Short task | Pick out the lines below that include the string "下列说法中正确的是".

Saved entries:
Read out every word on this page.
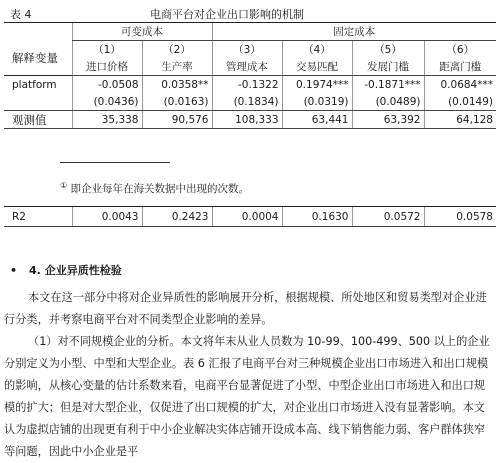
表 4	电商平台对企业出口影响的机制
	可变成本		固定成本			
解释变量	（1）	（2）	（3）	（4）	（5）	（6）
	进口价格	生产率	管理成本	交易匹配	发展门槛	距离门槛
platform	-0.0508	0.0358**	-0.1322	0.1974***	-0.1871***	0.0684***
	(0.0436)	(0.0163)	(0.1834)	(0.0319)	(0.0489)	(0.0149)
观测值	35,338	90,576	108,333	63,441	63,392	64,128
① 即企业每年在海关数据中出现的次数。
R2	0.0043	0.2423	0.0004	0.1630	0.0572	0.0578
• 4. 企业异质性检验

本文在这一部分中将对企业异质性的影响展开分析，根据规模、所处地区和贸易类型对企业进行分类，并考察电商平台对不同类型企业影响的差异。

（1）对不同规模企业的分析。本文将年末从业人员数为 10-99、100-499、500 以上的企业分别定义为小型、中型和大型企业。表 6 汇报了电商平台对三种规模企业出口市场进入和出口规模的影响，从核心变量的估计系数来看，电商平台显著促进了小型、中型企业出口市场进入和出口规模的扩大；但是对大型企业，仅促进了出口规模的扩大，对企业出口市场进入没有显著影响。本文认为虚拟店铺的出现更有利于中小企业解决实体店铺开设成本高、线下销售能力弱、客户群体狭窄等问题，因此中小企业是平
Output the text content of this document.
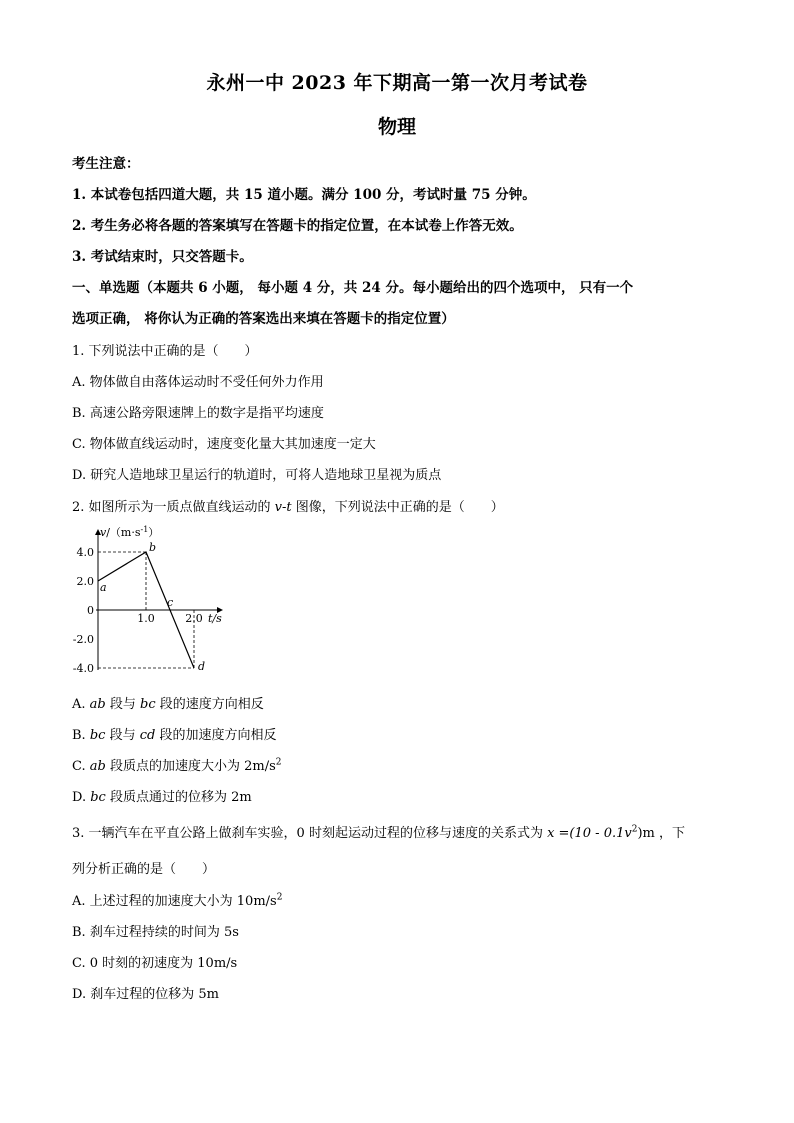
永州一中 2023 年下期高一第一次月考试卷
物理
考生注意：
1. 本试卷包括四道大题，共 15 道小题。满分 100 分，考试时量 75 分钟。
2. 考生务必将各题的答案填写在答题卡的指定位置，在本试卷上作答无效。
3. 考试结束时，只交答题卡。
一、单选题（本题共 6 小题， 每小题 4 分，共 24 分。每小题给出的四个选项中， 只有一个
选项正确， 将你认为正确的答案选出来填在答题卡的指定位置）
1. 下列说法中正确的是（　　）
A. 物体做自由落体运动时不受任何外力作用
B. 高速公路旁限速牌上的数字是指平均速度
C. 物体做直线运动时，速度变化量大其加速度一定大
D. 研究人造地球卫星运行的轨道时，可将人造地球卫星视为质点
2. 如图所示为一质点做直线运动的 v-t 图像，下列说法中正确的是（　　）
4.0
2.0
0
-2.0
-4.0
1.0	2.0
a
b
c
d
$v/(m\cdot s^{-1})$
t/s
A. ab 段与 bc 段的速度方向相反
B. bc 段与 cd 段的加速度方向相反
C. ab 段质点的加速度大小为 $2m/s^2$
D. bc 段质点通过的位移为 2m
3. 一辆汽车在平直公路上做刹车实验，0 时刻起运动过程的位移与速度的关系式为 $x =(10 - 0.1v^2)m$ ，下
列分析正确的是（　　）
A. 上述过程的加速度大小为 $10m/s^2$
B. 刹车过程持续的时间为 5s
C. 0 时刻的初速度为 10m/s
D. 刹车过程的位移为 5m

Completed task |
1. 下列说法中正确的是（　　）
2. 如图所示为一质点做直线运动的 v-t 图像，下列说法中正确的是（　　）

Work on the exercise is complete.